** Given instruction **
Can you copy everything from the line containing "data-point — [113, 571, 125, 584]" down to the line containing "y2-tick-label: 0 — [1162, 688, 1171, 707]", both ends included, unchanged and in the same order as below?

** Stored rows **

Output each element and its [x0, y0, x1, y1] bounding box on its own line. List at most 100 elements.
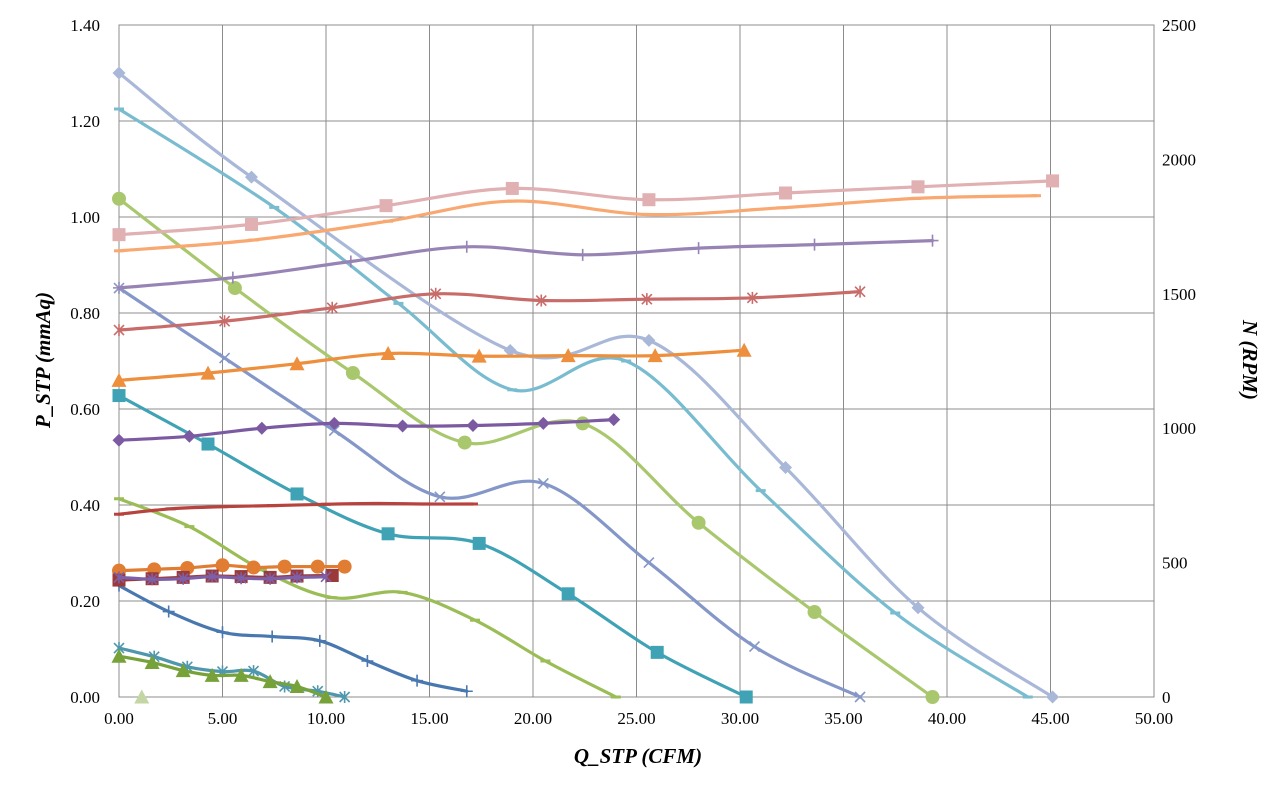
data-point — [113, 571, 125, 584]
data-point — [244, 217, 258, 231]
data-point — [642, 193, 656, 207]
data-point — [471, 348, 487, 363]
x-tick-label: 35.00 — [824, 709, 862, 728]
series-line — [117, 574, 328, 581]
series-line — [117, 418, 616, 442]
data-point — [560, 348, 576, 363]
data-point — [246, 560, 261, 575]
series-line — [117, 497, 618, 699]
data-point — [182, 429, 196, 443]
series-9 — [111, 648, 334, 704]
data-point — [112, 228, 126, 242]
data-point — [642, 333, 656, 347]
data-point — [381, 527, 395, 541]
data-point — [739, 690, 753, 704]
x-tick-label: 25.00 — [617, 709, 655, 728]
data-point — [227, 281, 242, 296]
grid — [118, 24, 1155, 698]
series-11 — [112, 174, 1060, 242]
series-line — [117, 286, 862, 699]
y-tick-label: 1.40 — [70, 16, 100, 35]
data-point — [641, 293, 653, 306]
data-point — [561, 587, 575, 601]
y2-tick-label: 1500 — [1162, 285, 1196, 304]
series-3 — [112, 191, 940, 704]
data-point — [289, 678, 305, 693]
data-point — [361, 655, 374, 667]
data-point — [247, 665, 260, 678]
y2-tick-label: 0 — [1162, 688, 1171, 707]
data-point — [328, 425, 340, 437]
plot-area — [111, 66, 1060, 704]
data-point — [505, 181, 519, 195]
series-2 — [114, 107, 1033, 699]
data-point — [472, 536, 486, 550]
data-point — [1046, 174, 1060, 188]
data-point — [200, 365, 216, 380]
series-6 — [114, 497, 621, 699]
data-point — [691, 515, 706, 530]
data-point — [264, 572, 276, 585]
series-line — [117, 290, 862, 332]
data-point — [535, 294, 547, 307]
data-point — [460, 685, 473, 698]
data-point — [206, 570, 218, 583]
data-point — [854, 285, 866, 298]
series-line — [117, 584, 469, 693]
data-point — [647, 348, 663, 363]
series-5 — [112, 389, 753, 704]
y-tick-label: 0.40 — [70, 496, 100, 515]
series-line — [117, 239, 935, 290]
y-tick-label: 1.20 — [70, 112, 100, 131]
x-tick-label: 45.00 — [1031, 709, 1069, 728]
plot-frame — [118, 24, 1155, 698]
y2-tick-label: 2000 — [1162, 150, 1196, 169]
data-point — [466, 419, 480, 433]
data-point — [215, 558, 230, 573]
y-tick-label: 0.60 — [70, 400, 100, 419]
data-point — [244, 170, 258, 184]
x-axis-title: Q_STP (CFM) — [574, 744, 702, 768]
data-point — [911, 601, 925, 615]
data-point — [808, 238, 821, 251]
data-point — [457, 435, 472, 450]
data-point — [503, 343, 517, 357]
data-point — [434, 491, 446, 503]
data-point — [807, 605, 822, 620]
data-point — [380, 345, 396, 360]
x-tick-label: 15.00 — [410, 709, 448, 728]
data-point — [537, 477, 549, 489]
x-tick-label: 40.00 — [928, 709, 966, 728]
data-point — [204, 667, 220, 682]
data-point — [607, 413, 621, 427]
data-point — [345, 366, 360, 380]
data-point — [219, 315, 231, 328]
series-line — [117, 197, 935, 699]
data-point — [216, 626, 229, 639]
data-point — [1046, 690, 1060, 704]
data-point — [112, 191, 126, 206]
data-point — [339, 691, 351, 703]
data-point — [320, 570, 332, 583]
data-point — [313, 634, 326, 647]
data-point — [379, 199, 393, 213]
data-point — [112, 433, 126, 447]
data-point — [460, 240, 473, 253]
data-point — [146, 573, 158, 586]
x-tick-label: 50.00 — [1135, 709, 1173, 728]
data-point — [113, 324, 125, 337]
y2-axis-title: N (RPM) — [1238, 319, 1262, 400]
data-point — [289, 356, 305, 371]
data-point — [337, 559, 352, 574]
series-13 — [113, 234, 939, 294]
y2-tick-label: 1000 — [1162, 419, 1196, 438]
data-point — [643, 557, 655, 569]
data-point — [911, 180, 925, 194]
y2-tick-label: 2500 — [1162, 16, 1196, 35]
series-14 — [113, 285, 866, 337]
data-point — [291, 571, 303, 584]
series-line — [117, 179, 1055, 237]
data-point — [575, 416, 590, 431]
data-point — [536, 416, 550, 430]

** Problem solution **
data-point — [113, 571, 125, 584]
data-point — [244, 217, 258, 231]
data-point — [642, 193, 656, 207]
data-point — [471, 348, 487, 363]
x-tick-label: 35.00 — [824, 709, 862, 728]
series-line — [117, 574, 328, 581]
series-line — [117, 418, 616, 442]
data-point — [560, 348, 576, 363]
data-point — [246, 560, 261, 575]
series-line — [117, 497, 618, 699]
data-point — [182, 429, 196, 443]
series-9 — [111, 648, 334, 704]
data-point — [112, 228, 126, 242]
data-point — [642, 333, 656, 347]
data-point — [381, 527, 395, 541]
data-point — [739, 690, 753, 704]
x-tick-label: 25.00 — [617, 709, 655, 728]
data-point — [227, 281, 242, 296]
grid — [118, 24, 1155, 698]
series-11 — [112, 174, 1060, 242]
series-line — [117, 286, 862, 699]
y-tick-label: 1.40 — [70, 16, 100, 35]
data-point — [641, 293, 653, 306]
data-point — [561, 587, 575, 601]
y2-tick-label: 1500 — [1162, 285, 1196, 304]
series-3 — [112, 191, 940, 704]
data-point — [289, 678, 305, 693]
data-point — [361, 655, 374, 667]
data-point — [247, 665, 260, 678]
y2-tick-label: 0 — [1162, 688, 1171, 707]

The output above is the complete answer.